Stored data:
......
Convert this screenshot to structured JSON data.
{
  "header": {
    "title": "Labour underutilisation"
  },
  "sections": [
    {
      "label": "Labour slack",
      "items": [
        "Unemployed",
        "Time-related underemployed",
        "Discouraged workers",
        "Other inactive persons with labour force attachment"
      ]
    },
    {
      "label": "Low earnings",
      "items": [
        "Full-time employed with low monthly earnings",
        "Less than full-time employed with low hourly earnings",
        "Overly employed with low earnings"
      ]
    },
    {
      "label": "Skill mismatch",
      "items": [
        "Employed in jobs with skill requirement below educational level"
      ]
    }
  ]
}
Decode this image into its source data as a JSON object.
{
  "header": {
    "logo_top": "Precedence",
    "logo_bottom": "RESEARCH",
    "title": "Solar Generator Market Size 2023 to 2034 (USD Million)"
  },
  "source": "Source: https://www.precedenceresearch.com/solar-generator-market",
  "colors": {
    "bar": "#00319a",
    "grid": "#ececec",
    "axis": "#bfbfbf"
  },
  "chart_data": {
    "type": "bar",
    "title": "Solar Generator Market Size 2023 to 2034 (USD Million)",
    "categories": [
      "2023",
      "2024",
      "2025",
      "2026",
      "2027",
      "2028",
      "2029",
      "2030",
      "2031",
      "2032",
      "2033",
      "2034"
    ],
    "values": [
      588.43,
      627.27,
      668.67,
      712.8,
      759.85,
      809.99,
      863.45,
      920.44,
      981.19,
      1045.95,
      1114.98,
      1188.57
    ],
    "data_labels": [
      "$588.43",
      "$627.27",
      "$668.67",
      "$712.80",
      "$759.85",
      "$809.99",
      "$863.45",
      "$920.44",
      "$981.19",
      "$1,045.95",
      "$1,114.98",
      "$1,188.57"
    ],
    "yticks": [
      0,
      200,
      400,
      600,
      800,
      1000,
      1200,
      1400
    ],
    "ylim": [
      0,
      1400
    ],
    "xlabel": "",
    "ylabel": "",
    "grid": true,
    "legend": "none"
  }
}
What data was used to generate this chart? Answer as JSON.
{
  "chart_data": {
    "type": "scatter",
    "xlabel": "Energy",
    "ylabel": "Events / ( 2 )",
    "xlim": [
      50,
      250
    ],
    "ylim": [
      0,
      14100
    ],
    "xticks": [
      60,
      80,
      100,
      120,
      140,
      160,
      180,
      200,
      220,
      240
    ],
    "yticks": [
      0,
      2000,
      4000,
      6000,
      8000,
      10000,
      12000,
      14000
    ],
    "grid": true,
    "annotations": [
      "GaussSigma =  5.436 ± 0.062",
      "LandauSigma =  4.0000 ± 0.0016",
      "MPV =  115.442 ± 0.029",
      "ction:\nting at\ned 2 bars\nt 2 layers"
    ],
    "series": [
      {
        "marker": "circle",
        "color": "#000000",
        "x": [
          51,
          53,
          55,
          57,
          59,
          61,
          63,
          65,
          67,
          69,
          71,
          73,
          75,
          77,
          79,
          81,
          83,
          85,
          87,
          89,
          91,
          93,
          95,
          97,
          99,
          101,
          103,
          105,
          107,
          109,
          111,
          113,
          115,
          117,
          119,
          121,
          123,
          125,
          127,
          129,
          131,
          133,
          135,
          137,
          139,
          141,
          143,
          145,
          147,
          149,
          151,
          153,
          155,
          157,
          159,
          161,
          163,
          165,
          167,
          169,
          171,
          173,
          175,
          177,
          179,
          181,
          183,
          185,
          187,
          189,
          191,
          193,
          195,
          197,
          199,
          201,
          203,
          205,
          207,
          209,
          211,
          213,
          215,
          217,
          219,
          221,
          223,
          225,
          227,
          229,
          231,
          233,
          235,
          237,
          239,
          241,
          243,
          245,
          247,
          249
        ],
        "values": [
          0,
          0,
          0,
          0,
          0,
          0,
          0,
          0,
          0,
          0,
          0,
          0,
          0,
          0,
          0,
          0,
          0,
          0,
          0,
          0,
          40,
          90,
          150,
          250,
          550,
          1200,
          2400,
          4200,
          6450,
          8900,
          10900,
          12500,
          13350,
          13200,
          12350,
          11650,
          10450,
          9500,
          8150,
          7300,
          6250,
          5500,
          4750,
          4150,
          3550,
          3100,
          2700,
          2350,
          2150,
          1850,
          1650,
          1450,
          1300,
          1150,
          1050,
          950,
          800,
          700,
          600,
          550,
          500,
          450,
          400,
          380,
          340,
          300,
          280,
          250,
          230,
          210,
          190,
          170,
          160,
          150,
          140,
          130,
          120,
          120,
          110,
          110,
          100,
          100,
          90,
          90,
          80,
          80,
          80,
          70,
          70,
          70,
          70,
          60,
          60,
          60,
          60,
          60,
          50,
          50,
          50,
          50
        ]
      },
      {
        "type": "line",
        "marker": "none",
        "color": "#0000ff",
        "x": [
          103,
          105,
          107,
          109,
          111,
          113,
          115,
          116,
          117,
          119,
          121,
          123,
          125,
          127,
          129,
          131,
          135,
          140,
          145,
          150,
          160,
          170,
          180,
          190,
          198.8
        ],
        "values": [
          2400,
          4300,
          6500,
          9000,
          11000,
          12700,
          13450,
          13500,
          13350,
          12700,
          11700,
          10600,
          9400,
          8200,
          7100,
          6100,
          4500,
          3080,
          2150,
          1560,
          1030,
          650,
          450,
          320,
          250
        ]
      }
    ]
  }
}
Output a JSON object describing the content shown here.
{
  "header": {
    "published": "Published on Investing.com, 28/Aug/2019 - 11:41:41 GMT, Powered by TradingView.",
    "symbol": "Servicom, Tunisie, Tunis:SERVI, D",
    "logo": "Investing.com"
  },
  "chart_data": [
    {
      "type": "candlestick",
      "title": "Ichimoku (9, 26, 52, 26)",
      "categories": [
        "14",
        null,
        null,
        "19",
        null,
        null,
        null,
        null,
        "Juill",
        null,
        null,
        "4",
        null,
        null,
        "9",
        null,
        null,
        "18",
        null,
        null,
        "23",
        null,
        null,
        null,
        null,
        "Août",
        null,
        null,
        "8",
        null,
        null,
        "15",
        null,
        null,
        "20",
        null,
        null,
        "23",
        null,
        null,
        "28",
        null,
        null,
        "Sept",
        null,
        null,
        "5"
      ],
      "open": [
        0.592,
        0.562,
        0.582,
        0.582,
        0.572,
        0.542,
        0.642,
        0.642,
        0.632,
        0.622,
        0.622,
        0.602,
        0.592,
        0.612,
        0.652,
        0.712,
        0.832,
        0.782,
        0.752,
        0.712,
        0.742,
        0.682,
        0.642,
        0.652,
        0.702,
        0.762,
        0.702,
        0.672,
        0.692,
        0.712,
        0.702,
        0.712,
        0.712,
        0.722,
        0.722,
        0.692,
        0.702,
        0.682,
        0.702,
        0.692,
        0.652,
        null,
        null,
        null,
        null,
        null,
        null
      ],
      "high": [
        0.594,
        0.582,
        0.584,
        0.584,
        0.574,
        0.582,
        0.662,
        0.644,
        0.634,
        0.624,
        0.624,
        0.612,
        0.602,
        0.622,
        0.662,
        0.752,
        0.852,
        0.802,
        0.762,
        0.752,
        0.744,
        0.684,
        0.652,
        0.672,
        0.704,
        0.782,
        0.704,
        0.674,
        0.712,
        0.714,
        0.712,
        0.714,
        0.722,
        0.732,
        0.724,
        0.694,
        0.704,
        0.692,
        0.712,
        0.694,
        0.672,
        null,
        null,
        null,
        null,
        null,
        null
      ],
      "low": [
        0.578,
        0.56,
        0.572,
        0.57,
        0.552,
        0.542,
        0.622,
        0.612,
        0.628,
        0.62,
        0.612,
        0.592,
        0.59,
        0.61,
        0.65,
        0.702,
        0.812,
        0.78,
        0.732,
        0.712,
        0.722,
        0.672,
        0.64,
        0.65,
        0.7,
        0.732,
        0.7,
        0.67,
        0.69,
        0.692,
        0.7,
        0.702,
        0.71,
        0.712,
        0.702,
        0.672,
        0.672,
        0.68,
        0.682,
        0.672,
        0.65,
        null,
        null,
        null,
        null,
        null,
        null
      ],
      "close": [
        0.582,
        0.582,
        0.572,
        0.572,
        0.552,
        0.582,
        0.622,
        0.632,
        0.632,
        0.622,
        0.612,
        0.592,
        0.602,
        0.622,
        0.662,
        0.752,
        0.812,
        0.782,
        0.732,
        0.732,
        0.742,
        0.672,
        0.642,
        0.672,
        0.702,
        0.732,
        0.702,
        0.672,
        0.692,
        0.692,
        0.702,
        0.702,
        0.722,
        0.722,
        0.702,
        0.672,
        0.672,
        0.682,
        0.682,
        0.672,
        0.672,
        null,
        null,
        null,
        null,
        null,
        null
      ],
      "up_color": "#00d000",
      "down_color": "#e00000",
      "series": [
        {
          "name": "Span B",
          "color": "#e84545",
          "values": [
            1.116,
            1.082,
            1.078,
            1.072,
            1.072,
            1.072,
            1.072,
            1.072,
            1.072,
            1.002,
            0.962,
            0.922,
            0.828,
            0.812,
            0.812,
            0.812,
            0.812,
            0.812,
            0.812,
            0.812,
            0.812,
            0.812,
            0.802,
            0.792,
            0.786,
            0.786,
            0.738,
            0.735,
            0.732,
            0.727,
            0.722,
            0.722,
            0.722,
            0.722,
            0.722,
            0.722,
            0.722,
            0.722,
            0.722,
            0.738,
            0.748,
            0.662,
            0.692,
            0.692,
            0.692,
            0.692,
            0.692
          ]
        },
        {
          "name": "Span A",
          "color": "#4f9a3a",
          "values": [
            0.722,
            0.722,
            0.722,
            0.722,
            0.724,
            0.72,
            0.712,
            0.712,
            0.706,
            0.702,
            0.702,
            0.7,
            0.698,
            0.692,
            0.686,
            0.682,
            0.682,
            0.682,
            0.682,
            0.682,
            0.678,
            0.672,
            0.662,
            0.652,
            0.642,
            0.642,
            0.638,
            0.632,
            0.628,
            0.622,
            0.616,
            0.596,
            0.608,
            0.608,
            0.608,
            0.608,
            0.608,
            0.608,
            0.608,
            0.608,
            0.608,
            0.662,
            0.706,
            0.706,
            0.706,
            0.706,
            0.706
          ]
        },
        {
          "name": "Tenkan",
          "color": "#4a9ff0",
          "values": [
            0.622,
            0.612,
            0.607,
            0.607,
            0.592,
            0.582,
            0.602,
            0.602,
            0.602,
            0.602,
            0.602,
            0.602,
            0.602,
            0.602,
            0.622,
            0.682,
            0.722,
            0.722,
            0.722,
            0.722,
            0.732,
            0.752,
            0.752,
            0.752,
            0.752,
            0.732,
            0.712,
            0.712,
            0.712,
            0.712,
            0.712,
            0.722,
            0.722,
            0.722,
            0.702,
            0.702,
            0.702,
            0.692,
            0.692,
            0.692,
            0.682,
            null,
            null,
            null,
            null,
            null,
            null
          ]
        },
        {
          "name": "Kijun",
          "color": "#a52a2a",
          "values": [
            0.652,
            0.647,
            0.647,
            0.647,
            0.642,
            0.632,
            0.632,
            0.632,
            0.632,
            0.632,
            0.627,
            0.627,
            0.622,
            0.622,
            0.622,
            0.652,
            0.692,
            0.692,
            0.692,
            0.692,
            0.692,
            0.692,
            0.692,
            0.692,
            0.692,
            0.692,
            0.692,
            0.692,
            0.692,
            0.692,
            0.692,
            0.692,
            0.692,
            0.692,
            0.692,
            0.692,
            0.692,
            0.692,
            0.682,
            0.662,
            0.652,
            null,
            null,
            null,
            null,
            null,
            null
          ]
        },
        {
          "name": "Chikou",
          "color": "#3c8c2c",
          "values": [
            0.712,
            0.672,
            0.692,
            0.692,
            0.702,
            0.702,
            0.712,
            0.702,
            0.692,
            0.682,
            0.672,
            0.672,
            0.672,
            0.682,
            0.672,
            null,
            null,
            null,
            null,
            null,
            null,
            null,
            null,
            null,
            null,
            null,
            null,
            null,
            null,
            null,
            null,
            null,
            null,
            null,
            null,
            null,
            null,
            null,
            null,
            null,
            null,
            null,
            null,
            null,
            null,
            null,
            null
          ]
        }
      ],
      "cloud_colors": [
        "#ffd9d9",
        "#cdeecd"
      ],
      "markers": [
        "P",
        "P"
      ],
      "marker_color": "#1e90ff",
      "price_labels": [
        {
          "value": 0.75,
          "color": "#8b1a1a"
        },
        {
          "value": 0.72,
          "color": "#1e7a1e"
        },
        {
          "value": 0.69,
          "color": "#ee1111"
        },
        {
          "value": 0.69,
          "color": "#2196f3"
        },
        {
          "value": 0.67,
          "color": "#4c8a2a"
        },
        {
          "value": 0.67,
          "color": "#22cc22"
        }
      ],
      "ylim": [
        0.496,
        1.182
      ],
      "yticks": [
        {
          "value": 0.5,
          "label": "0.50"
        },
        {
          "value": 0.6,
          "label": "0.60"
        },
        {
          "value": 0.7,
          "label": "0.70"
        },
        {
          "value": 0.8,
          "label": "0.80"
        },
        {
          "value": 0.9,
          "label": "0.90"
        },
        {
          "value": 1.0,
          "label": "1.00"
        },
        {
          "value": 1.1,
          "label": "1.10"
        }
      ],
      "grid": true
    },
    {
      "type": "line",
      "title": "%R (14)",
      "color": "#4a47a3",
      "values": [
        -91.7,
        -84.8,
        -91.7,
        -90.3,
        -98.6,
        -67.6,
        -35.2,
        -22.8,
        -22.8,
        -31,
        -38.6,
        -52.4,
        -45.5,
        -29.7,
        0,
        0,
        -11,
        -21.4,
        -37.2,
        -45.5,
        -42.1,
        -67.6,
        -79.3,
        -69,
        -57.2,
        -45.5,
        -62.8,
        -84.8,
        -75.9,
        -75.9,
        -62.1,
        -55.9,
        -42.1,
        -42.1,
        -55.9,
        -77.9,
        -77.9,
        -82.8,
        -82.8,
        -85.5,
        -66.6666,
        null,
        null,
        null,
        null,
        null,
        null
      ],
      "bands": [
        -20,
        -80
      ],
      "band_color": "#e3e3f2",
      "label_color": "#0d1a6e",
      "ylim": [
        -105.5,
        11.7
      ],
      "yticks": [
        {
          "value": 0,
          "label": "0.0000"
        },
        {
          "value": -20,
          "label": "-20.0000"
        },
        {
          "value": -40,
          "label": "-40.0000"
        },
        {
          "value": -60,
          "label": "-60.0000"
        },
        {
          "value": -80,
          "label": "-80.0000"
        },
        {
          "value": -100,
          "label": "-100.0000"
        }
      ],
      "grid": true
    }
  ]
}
......
EXERCISE REQUIREMENTS: Copy out every line of the listing that contains the string "earnings".

EXERCISE RESULT:
      "label": "Low earnings",
        "Full-time employed with low monthly earnings",
        "Less than full-time employed with low hourly earnings",
        "Overly employed with low earnings"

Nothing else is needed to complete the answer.